TASK INSTRUCTIONS -
Pull each line containing "روبله" out of the data and copy it.

DATA PROVIDED -
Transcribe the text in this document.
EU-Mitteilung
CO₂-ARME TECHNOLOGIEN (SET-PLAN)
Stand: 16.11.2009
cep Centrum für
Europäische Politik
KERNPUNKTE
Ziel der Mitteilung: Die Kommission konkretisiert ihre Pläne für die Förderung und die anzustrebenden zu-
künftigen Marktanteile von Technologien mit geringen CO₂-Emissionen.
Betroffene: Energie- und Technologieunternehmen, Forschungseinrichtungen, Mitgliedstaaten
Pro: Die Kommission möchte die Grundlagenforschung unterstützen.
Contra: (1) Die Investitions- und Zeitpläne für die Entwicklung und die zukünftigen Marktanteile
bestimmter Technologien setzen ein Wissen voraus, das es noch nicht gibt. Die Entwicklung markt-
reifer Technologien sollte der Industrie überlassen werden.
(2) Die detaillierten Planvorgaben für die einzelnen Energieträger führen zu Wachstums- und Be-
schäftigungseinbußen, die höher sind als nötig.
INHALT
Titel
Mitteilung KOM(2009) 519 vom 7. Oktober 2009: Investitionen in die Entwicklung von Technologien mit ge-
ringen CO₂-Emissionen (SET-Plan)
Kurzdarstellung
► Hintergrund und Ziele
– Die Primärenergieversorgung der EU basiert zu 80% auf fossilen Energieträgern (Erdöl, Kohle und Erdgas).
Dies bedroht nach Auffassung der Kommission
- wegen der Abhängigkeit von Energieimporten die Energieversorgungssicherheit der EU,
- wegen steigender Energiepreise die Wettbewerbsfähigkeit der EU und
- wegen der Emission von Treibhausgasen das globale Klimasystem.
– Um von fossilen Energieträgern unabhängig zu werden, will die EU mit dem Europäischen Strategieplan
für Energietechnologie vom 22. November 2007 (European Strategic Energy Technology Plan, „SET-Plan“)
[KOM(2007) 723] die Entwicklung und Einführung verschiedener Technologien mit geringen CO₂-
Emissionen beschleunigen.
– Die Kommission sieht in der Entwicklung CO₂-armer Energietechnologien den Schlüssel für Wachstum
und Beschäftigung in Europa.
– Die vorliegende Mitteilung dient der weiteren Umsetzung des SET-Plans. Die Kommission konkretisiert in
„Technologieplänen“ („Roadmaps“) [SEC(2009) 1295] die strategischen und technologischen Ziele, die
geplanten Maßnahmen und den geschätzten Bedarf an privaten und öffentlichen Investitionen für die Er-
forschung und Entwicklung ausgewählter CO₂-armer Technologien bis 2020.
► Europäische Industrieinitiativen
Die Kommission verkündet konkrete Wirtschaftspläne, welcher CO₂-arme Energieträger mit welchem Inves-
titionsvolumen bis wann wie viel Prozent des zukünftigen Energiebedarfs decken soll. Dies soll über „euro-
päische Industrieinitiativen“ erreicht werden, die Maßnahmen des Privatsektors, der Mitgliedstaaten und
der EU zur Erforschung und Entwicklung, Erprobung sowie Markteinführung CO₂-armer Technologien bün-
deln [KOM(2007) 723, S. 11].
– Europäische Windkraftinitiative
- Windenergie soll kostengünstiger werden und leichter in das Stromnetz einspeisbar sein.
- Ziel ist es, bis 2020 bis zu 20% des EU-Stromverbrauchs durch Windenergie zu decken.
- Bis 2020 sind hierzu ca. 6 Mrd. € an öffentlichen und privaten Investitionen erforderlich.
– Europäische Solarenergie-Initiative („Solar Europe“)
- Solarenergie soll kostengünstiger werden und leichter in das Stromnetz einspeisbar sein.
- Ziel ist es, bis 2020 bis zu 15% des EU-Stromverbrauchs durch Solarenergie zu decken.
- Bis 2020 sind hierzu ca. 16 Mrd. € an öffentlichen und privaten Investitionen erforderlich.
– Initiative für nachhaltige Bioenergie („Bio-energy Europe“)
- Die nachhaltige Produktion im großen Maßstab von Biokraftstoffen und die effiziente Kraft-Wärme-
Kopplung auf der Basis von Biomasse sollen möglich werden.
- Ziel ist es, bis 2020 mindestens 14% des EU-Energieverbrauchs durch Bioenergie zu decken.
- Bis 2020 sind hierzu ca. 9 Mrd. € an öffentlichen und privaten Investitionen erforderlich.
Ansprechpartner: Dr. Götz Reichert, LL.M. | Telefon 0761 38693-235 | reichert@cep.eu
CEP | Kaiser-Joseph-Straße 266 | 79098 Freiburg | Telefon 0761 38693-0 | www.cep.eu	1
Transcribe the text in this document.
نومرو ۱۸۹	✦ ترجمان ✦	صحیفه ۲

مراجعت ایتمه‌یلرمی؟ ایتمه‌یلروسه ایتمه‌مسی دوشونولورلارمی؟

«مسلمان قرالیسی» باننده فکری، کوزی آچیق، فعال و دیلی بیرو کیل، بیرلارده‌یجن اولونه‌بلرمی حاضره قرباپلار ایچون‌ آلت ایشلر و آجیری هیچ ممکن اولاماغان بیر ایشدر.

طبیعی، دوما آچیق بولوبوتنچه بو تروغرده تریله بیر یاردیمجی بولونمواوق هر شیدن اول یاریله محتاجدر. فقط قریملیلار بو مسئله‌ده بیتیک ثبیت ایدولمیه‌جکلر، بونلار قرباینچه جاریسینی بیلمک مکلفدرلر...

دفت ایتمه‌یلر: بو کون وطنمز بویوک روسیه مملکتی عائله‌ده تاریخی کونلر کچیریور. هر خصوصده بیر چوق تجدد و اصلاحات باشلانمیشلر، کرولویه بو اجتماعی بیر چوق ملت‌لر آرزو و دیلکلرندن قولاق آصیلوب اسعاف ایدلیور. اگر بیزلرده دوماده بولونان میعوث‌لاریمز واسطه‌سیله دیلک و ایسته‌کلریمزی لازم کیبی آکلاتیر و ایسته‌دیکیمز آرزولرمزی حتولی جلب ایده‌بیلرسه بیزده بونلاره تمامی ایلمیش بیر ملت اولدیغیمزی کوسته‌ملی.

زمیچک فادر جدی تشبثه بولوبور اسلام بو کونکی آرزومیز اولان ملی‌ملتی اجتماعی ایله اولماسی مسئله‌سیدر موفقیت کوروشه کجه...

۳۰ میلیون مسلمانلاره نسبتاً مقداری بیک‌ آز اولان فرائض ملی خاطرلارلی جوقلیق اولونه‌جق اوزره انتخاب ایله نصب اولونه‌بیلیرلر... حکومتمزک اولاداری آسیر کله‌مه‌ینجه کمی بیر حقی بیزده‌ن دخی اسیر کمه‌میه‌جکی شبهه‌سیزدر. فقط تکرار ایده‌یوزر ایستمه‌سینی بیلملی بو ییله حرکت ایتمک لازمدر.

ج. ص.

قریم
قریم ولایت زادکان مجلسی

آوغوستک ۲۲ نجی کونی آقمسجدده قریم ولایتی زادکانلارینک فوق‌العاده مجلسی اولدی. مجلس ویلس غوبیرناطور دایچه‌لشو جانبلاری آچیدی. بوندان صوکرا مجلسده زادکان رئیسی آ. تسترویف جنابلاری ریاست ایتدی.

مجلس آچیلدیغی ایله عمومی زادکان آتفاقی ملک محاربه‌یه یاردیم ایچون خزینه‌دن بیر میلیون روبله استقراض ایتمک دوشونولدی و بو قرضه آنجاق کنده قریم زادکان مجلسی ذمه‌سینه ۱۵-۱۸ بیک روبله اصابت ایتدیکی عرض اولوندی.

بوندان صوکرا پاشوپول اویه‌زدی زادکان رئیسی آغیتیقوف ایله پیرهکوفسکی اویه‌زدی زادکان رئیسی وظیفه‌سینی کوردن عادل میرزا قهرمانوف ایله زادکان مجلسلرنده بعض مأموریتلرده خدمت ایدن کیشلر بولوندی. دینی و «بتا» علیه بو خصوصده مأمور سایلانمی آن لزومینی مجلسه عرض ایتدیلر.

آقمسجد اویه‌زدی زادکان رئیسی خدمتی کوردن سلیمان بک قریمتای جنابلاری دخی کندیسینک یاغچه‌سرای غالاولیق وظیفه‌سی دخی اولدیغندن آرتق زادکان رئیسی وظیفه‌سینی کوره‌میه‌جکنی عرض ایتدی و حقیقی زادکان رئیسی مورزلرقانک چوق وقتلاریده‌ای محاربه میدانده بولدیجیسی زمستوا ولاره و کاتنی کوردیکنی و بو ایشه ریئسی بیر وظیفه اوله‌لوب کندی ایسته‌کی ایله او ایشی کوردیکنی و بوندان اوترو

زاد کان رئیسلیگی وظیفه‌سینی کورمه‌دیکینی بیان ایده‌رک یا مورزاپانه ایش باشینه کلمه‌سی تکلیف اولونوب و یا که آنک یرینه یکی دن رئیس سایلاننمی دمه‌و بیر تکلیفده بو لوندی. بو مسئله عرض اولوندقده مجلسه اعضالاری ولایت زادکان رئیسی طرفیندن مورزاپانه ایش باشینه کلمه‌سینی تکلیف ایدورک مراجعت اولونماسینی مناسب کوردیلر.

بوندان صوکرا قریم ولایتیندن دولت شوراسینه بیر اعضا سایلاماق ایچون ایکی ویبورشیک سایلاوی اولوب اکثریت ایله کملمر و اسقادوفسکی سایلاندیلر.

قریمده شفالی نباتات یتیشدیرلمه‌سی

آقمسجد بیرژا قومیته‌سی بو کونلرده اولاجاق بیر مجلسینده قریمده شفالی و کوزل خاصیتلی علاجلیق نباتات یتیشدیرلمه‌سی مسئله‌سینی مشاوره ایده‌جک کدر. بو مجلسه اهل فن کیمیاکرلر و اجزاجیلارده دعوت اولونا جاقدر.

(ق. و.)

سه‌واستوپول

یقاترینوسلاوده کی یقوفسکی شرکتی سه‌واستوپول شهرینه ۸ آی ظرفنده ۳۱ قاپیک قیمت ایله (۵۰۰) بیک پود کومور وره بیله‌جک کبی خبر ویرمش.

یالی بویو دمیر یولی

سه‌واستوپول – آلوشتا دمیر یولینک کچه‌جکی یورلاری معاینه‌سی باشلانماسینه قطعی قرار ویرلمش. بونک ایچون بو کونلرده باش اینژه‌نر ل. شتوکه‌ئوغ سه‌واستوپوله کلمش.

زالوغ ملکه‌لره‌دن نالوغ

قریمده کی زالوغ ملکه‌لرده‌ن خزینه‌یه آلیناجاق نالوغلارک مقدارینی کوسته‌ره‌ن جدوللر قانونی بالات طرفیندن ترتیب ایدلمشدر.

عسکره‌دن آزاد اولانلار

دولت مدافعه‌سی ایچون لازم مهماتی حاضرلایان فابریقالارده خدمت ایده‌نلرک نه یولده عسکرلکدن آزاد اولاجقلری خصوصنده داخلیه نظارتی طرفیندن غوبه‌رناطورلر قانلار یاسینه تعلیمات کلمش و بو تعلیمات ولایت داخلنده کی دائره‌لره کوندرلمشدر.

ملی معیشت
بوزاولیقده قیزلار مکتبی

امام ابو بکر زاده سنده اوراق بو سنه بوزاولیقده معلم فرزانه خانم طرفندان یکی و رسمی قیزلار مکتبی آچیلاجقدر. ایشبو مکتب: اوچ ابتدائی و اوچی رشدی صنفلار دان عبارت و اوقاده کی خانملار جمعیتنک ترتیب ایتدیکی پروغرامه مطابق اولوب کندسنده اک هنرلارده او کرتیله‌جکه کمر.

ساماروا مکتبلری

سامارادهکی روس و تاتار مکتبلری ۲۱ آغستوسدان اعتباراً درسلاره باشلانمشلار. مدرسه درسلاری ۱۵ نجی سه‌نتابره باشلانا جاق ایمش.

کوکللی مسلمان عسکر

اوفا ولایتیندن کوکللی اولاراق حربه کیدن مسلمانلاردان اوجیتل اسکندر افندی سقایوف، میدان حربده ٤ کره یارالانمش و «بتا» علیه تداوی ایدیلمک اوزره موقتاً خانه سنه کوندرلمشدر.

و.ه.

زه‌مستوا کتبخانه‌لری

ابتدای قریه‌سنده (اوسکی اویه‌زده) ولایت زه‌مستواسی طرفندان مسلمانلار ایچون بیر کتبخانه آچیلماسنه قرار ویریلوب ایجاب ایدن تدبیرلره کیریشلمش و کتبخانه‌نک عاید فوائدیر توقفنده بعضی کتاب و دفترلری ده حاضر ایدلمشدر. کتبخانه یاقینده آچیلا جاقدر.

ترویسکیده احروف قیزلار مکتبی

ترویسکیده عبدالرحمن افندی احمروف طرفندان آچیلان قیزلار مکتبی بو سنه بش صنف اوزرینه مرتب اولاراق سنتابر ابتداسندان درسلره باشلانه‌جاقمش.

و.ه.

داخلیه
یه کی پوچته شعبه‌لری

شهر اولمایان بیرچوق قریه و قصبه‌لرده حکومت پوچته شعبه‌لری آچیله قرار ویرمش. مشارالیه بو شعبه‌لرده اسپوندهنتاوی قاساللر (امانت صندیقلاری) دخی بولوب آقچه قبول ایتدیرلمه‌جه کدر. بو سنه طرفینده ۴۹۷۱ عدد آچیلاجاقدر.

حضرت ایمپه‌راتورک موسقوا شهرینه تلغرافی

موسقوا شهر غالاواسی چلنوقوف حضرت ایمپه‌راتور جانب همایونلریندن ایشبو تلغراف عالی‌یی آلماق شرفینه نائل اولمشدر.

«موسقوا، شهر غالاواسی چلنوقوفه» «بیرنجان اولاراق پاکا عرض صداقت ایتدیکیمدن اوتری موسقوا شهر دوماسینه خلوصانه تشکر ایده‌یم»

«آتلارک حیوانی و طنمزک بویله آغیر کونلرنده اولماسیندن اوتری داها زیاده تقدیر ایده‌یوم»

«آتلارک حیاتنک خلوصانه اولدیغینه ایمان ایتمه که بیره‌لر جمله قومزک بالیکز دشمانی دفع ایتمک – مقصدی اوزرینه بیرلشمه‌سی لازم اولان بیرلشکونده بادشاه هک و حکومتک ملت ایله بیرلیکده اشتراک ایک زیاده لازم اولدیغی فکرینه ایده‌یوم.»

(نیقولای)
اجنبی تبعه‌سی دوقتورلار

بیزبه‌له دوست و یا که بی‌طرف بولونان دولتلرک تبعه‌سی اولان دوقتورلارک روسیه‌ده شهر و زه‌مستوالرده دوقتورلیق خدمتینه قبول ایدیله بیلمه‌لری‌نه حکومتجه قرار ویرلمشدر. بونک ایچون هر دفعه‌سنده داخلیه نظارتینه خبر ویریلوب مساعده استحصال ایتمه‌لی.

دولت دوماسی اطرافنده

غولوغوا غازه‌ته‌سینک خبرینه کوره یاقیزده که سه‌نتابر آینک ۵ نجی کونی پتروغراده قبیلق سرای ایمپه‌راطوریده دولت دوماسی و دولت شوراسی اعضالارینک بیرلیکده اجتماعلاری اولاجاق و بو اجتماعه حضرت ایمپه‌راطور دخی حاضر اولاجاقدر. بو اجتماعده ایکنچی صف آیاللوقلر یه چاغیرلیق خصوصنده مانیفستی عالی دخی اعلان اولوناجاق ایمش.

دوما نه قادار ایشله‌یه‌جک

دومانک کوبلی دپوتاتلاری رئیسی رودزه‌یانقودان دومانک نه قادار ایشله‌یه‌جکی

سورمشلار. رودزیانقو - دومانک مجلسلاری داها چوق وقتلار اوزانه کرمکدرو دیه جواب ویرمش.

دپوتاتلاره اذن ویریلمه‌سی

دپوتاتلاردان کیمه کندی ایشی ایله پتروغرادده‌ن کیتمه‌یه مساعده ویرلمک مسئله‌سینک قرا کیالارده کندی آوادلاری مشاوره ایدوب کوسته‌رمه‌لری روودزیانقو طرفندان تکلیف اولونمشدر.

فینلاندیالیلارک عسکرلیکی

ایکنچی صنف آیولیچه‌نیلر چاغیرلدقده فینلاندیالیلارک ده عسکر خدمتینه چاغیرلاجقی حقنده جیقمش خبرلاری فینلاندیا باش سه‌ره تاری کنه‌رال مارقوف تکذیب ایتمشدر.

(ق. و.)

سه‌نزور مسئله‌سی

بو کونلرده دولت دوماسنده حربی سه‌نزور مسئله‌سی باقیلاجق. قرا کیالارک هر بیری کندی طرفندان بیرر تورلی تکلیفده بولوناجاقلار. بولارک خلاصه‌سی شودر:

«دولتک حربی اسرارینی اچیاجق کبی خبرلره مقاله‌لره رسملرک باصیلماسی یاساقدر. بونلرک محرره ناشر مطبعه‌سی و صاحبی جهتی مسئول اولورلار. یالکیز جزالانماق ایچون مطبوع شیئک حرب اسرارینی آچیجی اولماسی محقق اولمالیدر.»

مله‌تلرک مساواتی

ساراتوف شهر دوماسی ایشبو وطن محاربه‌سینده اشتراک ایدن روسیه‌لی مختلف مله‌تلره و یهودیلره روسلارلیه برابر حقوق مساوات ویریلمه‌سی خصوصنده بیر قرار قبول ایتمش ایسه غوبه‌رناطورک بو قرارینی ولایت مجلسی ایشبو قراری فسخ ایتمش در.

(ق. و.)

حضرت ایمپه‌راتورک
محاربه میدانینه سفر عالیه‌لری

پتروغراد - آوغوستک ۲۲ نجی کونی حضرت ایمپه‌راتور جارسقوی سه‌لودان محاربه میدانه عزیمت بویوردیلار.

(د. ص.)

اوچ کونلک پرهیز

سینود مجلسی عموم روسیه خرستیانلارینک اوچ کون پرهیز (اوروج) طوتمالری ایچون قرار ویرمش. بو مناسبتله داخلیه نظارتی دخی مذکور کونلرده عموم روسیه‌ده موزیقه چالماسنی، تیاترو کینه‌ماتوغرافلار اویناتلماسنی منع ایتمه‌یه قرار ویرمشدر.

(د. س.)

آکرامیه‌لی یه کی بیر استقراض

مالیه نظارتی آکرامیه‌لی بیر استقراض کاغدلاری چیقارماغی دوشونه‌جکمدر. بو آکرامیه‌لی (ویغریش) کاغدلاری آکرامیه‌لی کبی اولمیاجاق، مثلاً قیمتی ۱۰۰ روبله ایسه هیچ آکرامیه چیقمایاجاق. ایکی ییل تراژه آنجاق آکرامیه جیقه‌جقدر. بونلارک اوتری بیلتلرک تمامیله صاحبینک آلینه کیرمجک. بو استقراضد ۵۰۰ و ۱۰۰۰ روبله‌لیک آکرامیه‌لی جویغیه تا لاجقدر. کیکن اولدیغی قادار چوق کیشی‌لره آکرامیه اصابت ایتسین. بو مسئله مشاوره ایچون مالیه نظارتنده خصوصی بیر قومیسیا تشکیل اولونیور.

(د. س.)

THE ANSWER -
مجلس آچیلدیغی ایله عمومی زادکان آتفاقی ملک محاربه‌یه یاردیم ایچون خزینه‌دن بیر میلیون روبله استقراض ایتمک دوشونولدی و بو قرضه آنجاق کنده قریم زادکان مجلسی ذمه‌سینه ۱۵-۱۸ بیک روبله اصابت ایتدیکی عرض اولوندی.
مالیه نظارتی آکرامیه‌لی بیر استقراض کاغدلاری چیقارماغی دوشونه‌جکمدر. بو آکرامیه‌لی (ویغریش) کاغدلاری آکرامیه‌لی کبی اولمیاجاق، مثلاً قیمتی ۱۰۰ روبله ایسه هیچ آکرامیه چیقمایاجاق. ایکی ییل تراژه آنجاق آکرامیه جیقه‌جقدر. بونلارک اوتری بیلتلرک تمامیله صاحبینک آلینه کیرمجک. بو استقراضد ۵۰۰ و ۱۰۰۰ روبله‌لیک آکرامیه‌لی جویغیه تا لاجقدر. کیکن اولدیغی قادار چوق کیشی‌لره آکرامیه اصابت ایتسین. بو مسئله مشاوره ایچون مالیه نظارتنده خصوصی بیر قومیسیا تشکیل اولونیور.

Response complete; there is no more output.